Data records
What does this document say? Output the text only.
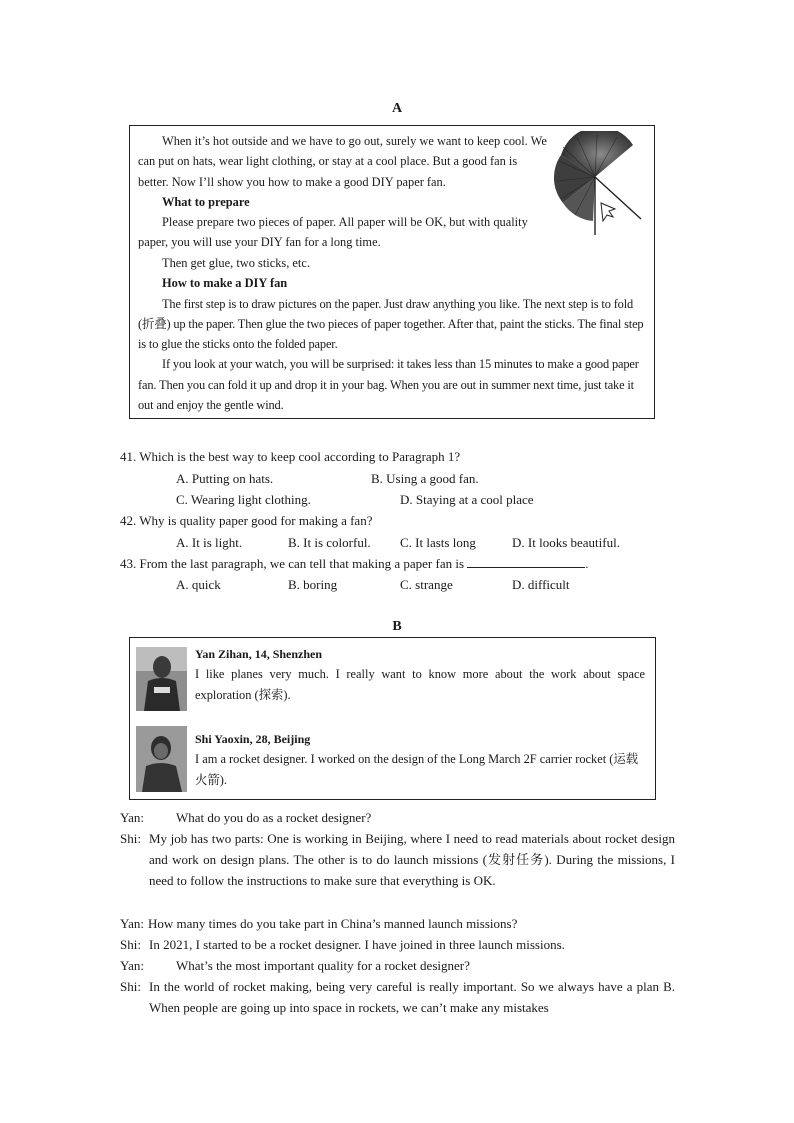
A

When it’s hot outside and we have to go out, surely we want to keep cool. We can put on hats, wear light clothing, or stay at a cool place. But a good fan is better. Now I’ll show you how to make a good DIY paper fan.

What to prepare

Please prepare two pieces of paper. All paper will be OK, but with quality paper, you will use your DIY fan for a long time.

Then get glue, two sticks, etc.

How to make a DIY fan

The first step is to draw pictures on the paper. Just draw anything you like. The next step is to fold (折叠) up the paper. Then glue the two pieces of paper together. After that, paint the sticks. The final step is to glue the sticks onto the folded paper.

If you look at your watch, you will be surprised: it takes less than 15 minutes to make a good paper fan. Then you can fold it up and drop it in your bag. When you are out in summer next time, just take it out and enjoy the gentle wind.

41. Which is the best way to keep cool according to Paragraph 1?
A. Putting on hats.	B. Using a good fan.
C. Wearing light clothing.	D. Staying at a cool place
42. Why is quality paper good for making a fan?
A. It is light.	B. It is colorful. C. It lasts long	D. It looks beautiful.
43. From the last paragraph, we can tell that making a paper fan is	.
A. quick	B. boring	C. strange	D. difficult
B
Yan Zihan, 14, Shenzhen
I like planes very much. I really want to know more about the work about space exploration (探索).
Shi Yaoxin, 28, Beijing
I am a rocket designer. I worked on the design of the Long March 2F carrier rocket (运载火箭).
Yan: What do you do as a rocket designer?
Shi: My job has two parts: One is working in Beijing, where I need to read materials about rocket design and work on design plans. The other is to do launch missions (发射任务). During the missions, I need to follow the instructions to make sure that everything is OK.
Yan: How many times do you take part in China’s manned launch missions?
Shi: In 2021, I started to be a rocket designer. I have joined in three launch missions.
Yan: What’s the most important quality for a rocket designer?
Shi: In the world of rocket making, being very careful is really important. So we always have a plan B. When people are going up into space in rockets, we can’t make any mistakes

▶ _GIVEN INSTRUCTION_: Print all of the records shown above exactly, leaving out each picture.

▶ _THE RESULT_:
What does this document say? Output the text only.
A

When it’s hot outside and we have to go out, surely we want to keep cool. We can put on hats, wear light clothing, or stay at a cool place. But a good fan is better. Now I’ll show you how to make a good DIY paper fan.

What to prepare

Please prepare two pieces of paper. All paper will be OK, but with quality paper, you will use your DIY fan for a long time.

Then get glue, two sticks, etc.

How to make a DIY fan

The first step is to draw pictures on the paper. Just draw anything you like. The next step is to fold (折叠) up the paper. Then glue the two pieces of paper together. After that, paint the sticks. The final step is to glue the sticks onto the folded paper.

If you look at your watch, you will be surprised: it takes less than 15 minutes to make a good paper fan. Then you can fold it up and drop it in your bag. When you are out in summer next time, just take it out and enjoy the gentle wind.

41. Which is the best way to keep cool according to Paragraph 1?
A. Putting on hats.	B. Using a good fan.
C. Wearing light clothing.	D. Staying at a cool place
42. Why is quality paper good for making a fan?
A. It is light.	B. It is colorful. C. It lasts long	D. It looks beautiful.
43. From the last paragraph, we can tell that making a paper fan is	.
A. quick	B. boring	C. strange	D. difficult
B
Yan Zihan, 14, Shenzhen
I like planes very much. I really want to know more about the work about space exploration (探索).
Shi Yaoxin, 28, Beijing
I am a rocket designer. I worked on the design of the Long March 2F carrier rocket (运载火箭).
Yan: What do you do as a rocket designer?
Shi: My job has two parts: One is working in Beijing, where I need to read materials about rocket design and work on design plans. The other is to do launch missions (发射任务). During the missions, I need to follow the instructions to make sure that everything is OK.
Yan: How many times do you take part in China’s manned launch missions?
Shi: In 2021, I started to be a rocket designer. I have joined in three launch missions.
Yan: What’s the most important quality for a rocket designer?
Shi: In the world of rocket making, being very careful is really important. So we always have a plan B. When people are going up into space in rockets, we can’t make any mistakes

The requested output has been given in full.